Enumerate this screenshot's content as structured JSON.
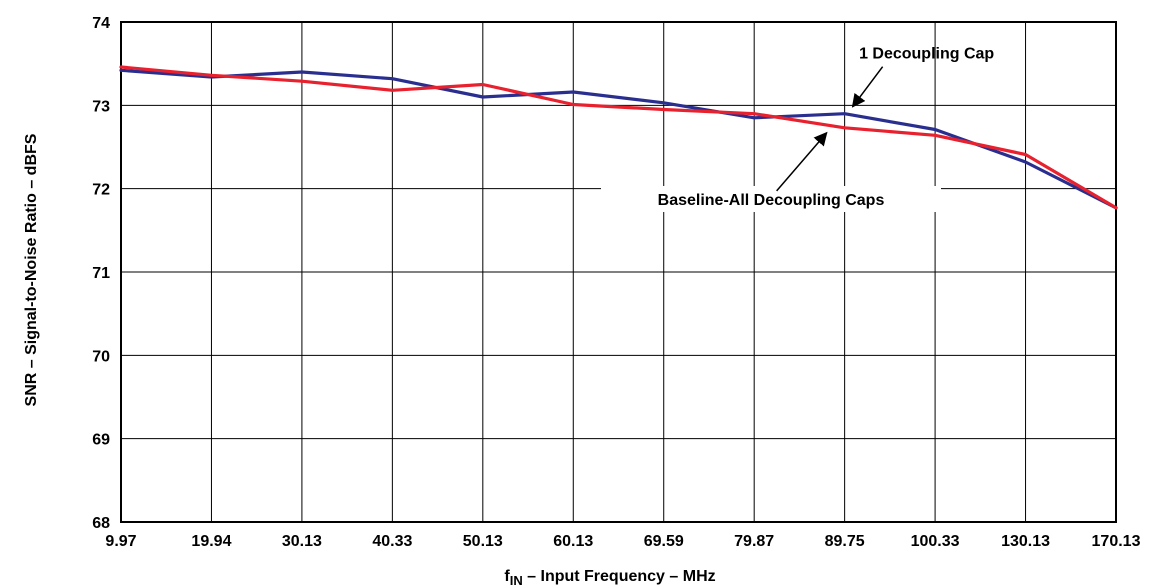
{
  "chart_data": {
    "type": "line",
    "title": "",
    "xlabel_main": "f",
    "xlabel_sub": "IN",
    "xlabel_rest": " – Input Frequency – MHz",
    "ylabel": "SNR – Signal-to-Noise Ratio – dBFS",
    "categories": [
      "9.97",
      "19.94",
      "30.13",
      "40.33",
      "50.13",
      "60.13",
      "69.59",
      "79.87",
      "89.75",
      "100.33",
      "130.13",
      "170.13"
    ],
    "y_ticks": [
      "68",
      "69",
      "70",
      "71",
      "72",
      "73",
      "74"
    ],
    "ylim": [
      68,
      74
    ],
    "grid": true,
    "series": [
      {
        "name": "1 Decoupling Cap",
        "color": "#2a2f8f",
        "values": [
          73.42,
          73.34,
          73.4,
          73.32,
          73.1,
          73.16,
          73.03,
          72.85,
          72.9,
          72.71,
          72.32,
          71.77
        ]
      },
      {
        "name": "Baseline-All Decoupling Caps",
        "color": "#e8212e",
        "values": [
          73.46,
          73.36,
          73.29,
          73.18,
          73.25,
          73.01,
          72.95,
          72.9,
          72.73,
          72.64,
          72.41,
          71.77
        ]
      }
    ],
    "annotations": [
      {
        "text": "1 Decoupling Cap",
        "series": 0,
        "target_index": 8
      },
      {
        "text": "Baseline-All Decoupling Caps",
        "series": 1,
        "target_index": 8
      }
    ]
  }
}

▸ Task brief: Copy each line in full and exactly, omitting any picture.

▸ Task response:
Enumerate this screenshot's content as structured JSON.
{
  "chart_data": {
    "type": "line",
    "title": "",
    "xlabel_main": "f",
    "xlabel_sub": "IN",
    "xlabel_rest": " – Input Frequency – MHz",
    "ylabel": "SNR – Signal-to-Noise Ratio – dBFS",
    "categories": [
      "9.97",
      "19.94",
      "30.13",
      "40.33",
      "50.13",
      "60.13",
      "69.59",
      "79.87",
      "89.75",
      "100.33",
      "130.13",
      "170.13"
    ],
    "y_ticks": [
      "68",
      "69",
      "70",
      "71",
      "72",
      "73",
      "74"
    ],
    "ylim": [
      68,
      74
    ],
    "grid": true,
    "series": [
      {
        "name": "1 Decoupling Cap",
        "color": "#2a2f8f",
        "values": [
          73.42,
          73.34,
          73.4,
          73.32,
          73.1,
          73.16,
          73.03,
          72.85,
          72.9,
          72.71,
          72.32,
          71.77
        ]
      },
      {
        "name": "Baseline-All Decoupling Caps",
        "color": "#e8212e",
        "values": [
          73.46,
          73.36,
          73.29,
          73.18,
          73.25,
          73.01,
          72.95,
          72.9,
          72.73,
          72.64,
          72.41,
          71.77
        ]
      }
    ],
    "annotations": [
      {
        "text": "1 Decoupling Cap",
        "series": 0,
        "target_index": 8
      },
      {
        "text": "Baseline-All Decoupling Caps",
        "series": 1,
        "target_index": 8
      }
    ]
  }
}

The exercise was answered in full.